### Stated problem
Return the records word for word. Any pictures in them are not part of the copy.

### Information provided
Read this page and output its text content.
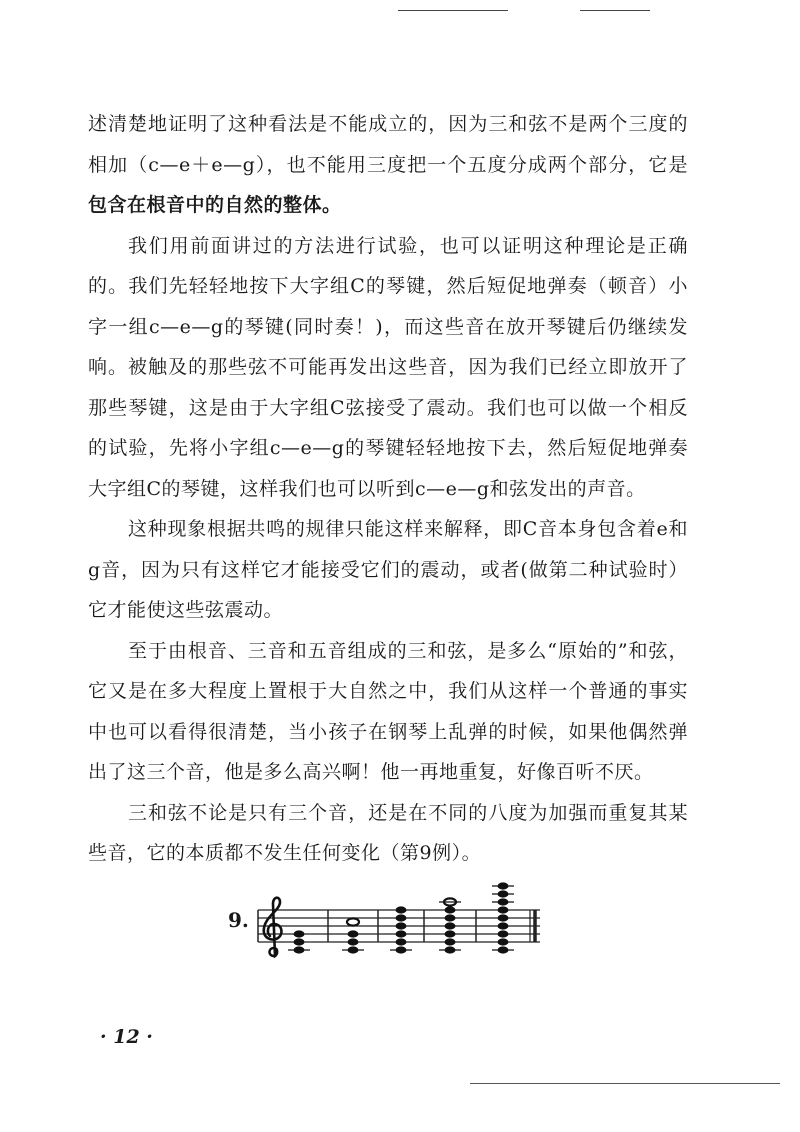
述清楚地证明了这种看法是不能成立的，因为三和弦不是两个三度的相加（c—e＋e—g），也不能用三度把一个五度分成两个部分，它是包含在根音中的自然的整体。

我们用前面讲过的方法进行试验，也可以证明这种理论是正确的。我们先轻轻地按下大字组C的琴键，然后短促地弹奏（顿音）小字一组c—e—g的琴键(同时奏！)，而这些音在放开琴键后仍继续发响。被触及的那些弦不可能再发出这些音，因为我们已经立即放开了那些琴键，这是由于大字组C弦接受了震动。我们也可以做一个相反的试验，先将小字组c—e—g的琴键轻轻地按下去，然后短促地弹奏大字组C的琴键，这样我们也可以听到c—e—g和弦发出的声音。

这种现象根据共鸣的规律只能这样来解释，即C音本身包含着e和g音，因为只有这样它才能接受它们的震动，或者(做第二种试验时）它才能使这些弦震动。

至于由根音、三音和五音组成的三和弦，是多么“原始的”和弦，它又是在多大程度上置根于大自然之中，我们从这样一个普通的事实中也可以看得很清楚，当小孩子在钢琴上乱弹的时候，如果他偶然弹出了这三个音，他是多么高兴啊！他一再地重复，好像百听不厌。

三和弦不论是只有三个音，还是在不同的八度为加强而重复其某些音，它的本质都不发生任何变化（第9例）。

9.
· 12 ·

### Solution
Read this page and output its text content.
述清楚地证明了这种看法是不能成立的，因为三和弦不是两个三度的相加（c—e＋e—g），也不能用三度把一个五度分成两个部分，它是包含在根音中的自然的整体。

我们用前面讲过的方法进行试验，也可以证明这种理论是正确的。我们先轻轻地按下大字组C的琴键，然后短促地弹奏（顿音）小字一组c—e—g的琴键(同时奏！)，而这些音在放开琴键后仍继续发响。被触及的那些弦不可能再发出这些音，因为我们已经立即放开了那些琴键，这是由于大字组C弦接受了震动。我们也可以做一个相反的试验，先将小字组c—e—g的琴键轻轻地按下去，然后短促地弹奏大字组C的琴键，这样我们也可以听到c—e—g和弦发出的声音。

这种现象根据共鸣的规律只能这样来解释，即C音本身包含着e和g音，因为只有这样它才能接受它们的震动，或者(做第二种试验时）它才能使这些弦震动。

至于由根音、三音和五音组成的三和弦，是多么“原始的”和弦，它又是在多大程度上置根于大自然之中，我们从这样一个普通的事实中也可以看得很清楚，当小孩子在钢琴上乱弹的时候，如果他偶然弹出了这三个音，他是多么高兴啊！他一再地重复，好像百听不厌。

三和弦不论是只有三个音，还是在不同的八度为加强而重复其某些音，它的本质都不发生任何变化（第9例）。

9.
· 12 ·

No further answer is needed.